[Entries taken from a collection]
## BEGIN

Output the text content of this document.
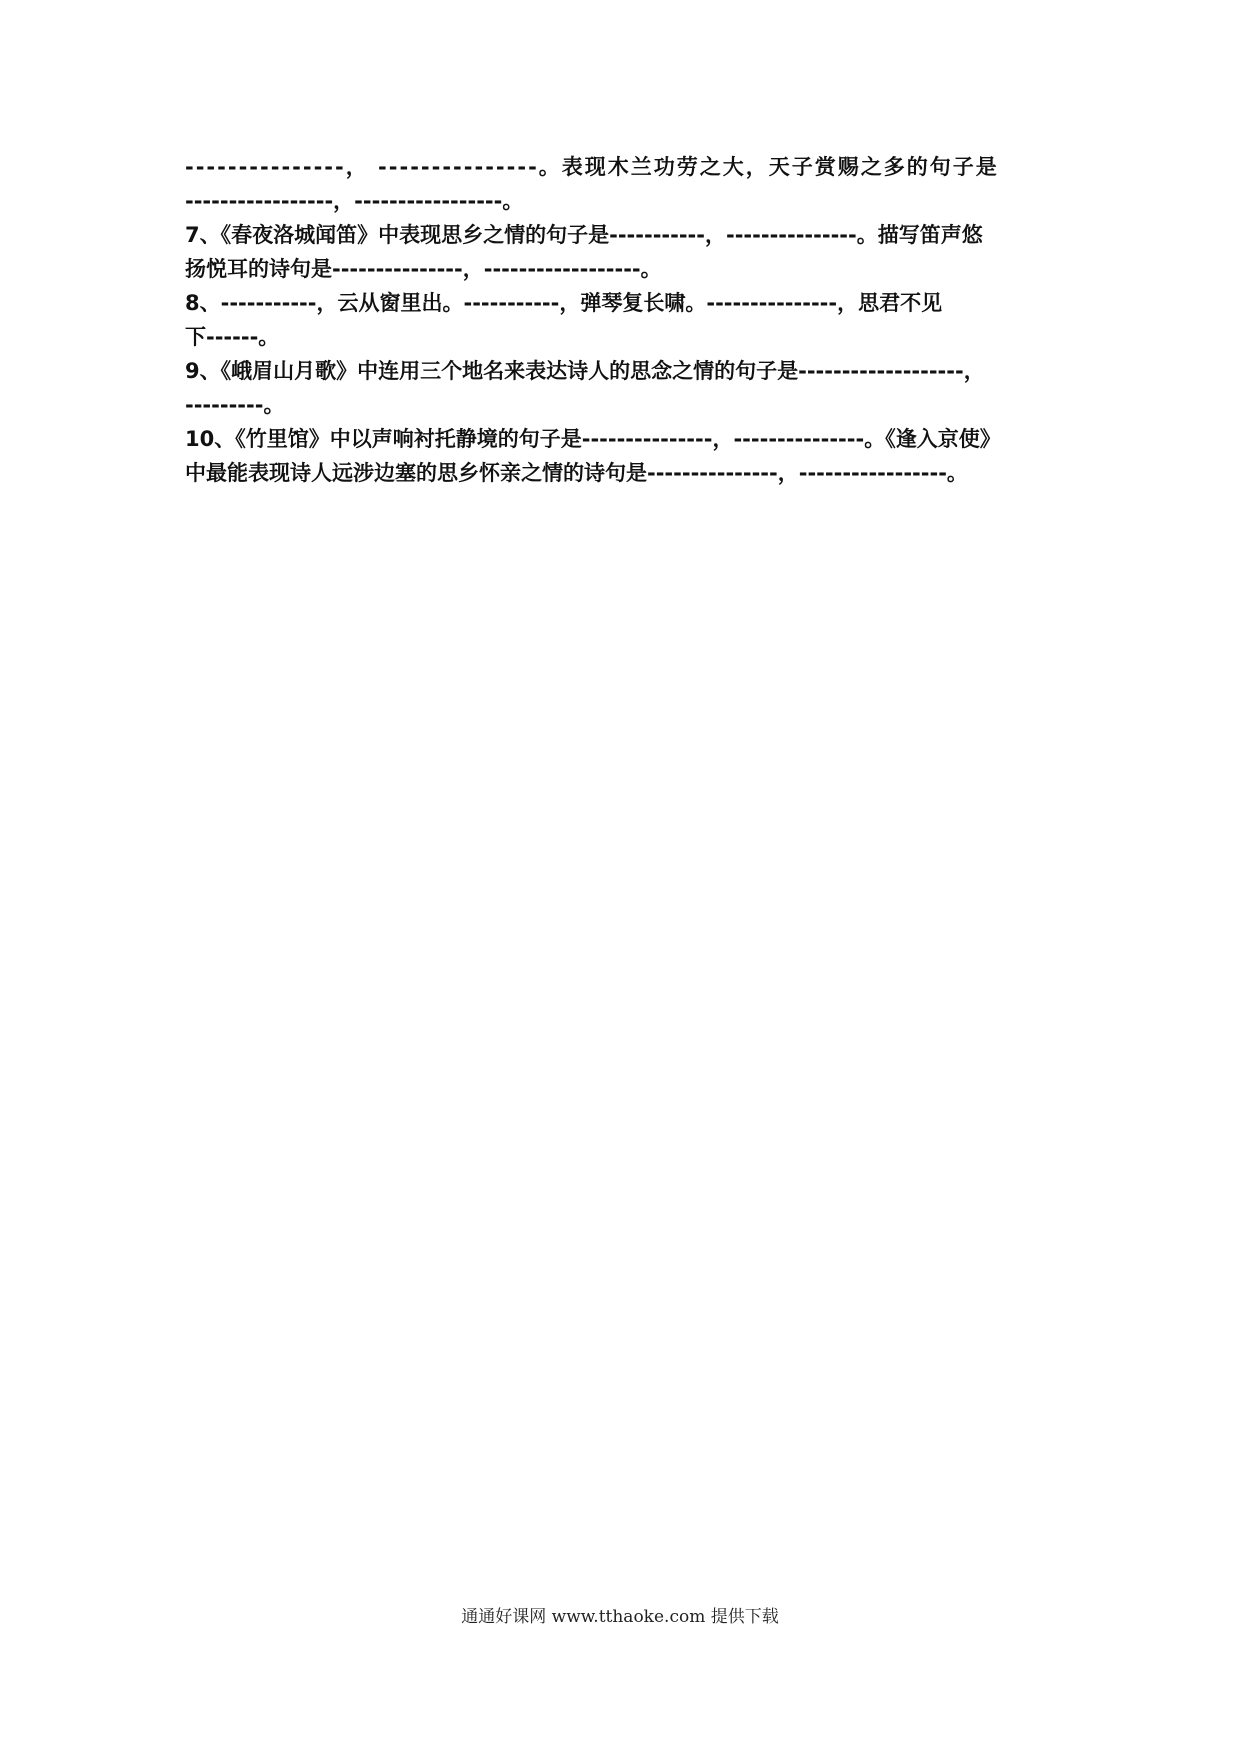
---------------， ---------------。表现木兰功劳之大，天子赏赐之多的句子是
-----------------，-----------------。
7、《春夜洛城闻笛》中表现思乡之情的句子是-----------，---------------。描写笛声悠
扬悦耳的诗句是---------------，------------------。
8、-----------，云从窗里出。-----------，弹琴复长啸。---------------，思君不见
下------。
9、《峨眉山月歌》中连用三个地名来表达诗人的思念之情的句子是-------------------，
---------。
10、《竹里馆》中以声响衬托静境的句子是---------------，---------------。《逢入京使》
中最能表现诗人远涉边塞的思乡怀亲之情的诗句是---------------，-----------------。
通通好课网 www.tthaoke.com 提供下载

## END

• PROBLEM REQUIREMENTS:
Leave out the pictures and copy every record above exactly.

• RESPONSE TO THE TASK:
Output the text content of this document.
---------------， ---------------。表现木兰功劳之大，天子赏赐之多的句子是
-----------------，-----------------。
7、《春夜洛城闻笛》中表现思乡之情的句子是-----------，---------------。描写笛声悠
扬悦耳的诗句是---------------，------------------。
8、-----------，云从窗里出。-----------，弹琴复长啸。---------------，思君不见
下------。
9、《峨眉山月歌》中连用三个地名来表达诗人的思念之情的句子是-------------------，
---------。
10、《竹里馆》中以声响衬托静境的句子是---------------，---------------。《逢入京使》
中最能表现诗人远涉边塞的思乡怀亲之情的诗句是---------------，-----------------。
通通好课网 www.tthaoke.com 提供下载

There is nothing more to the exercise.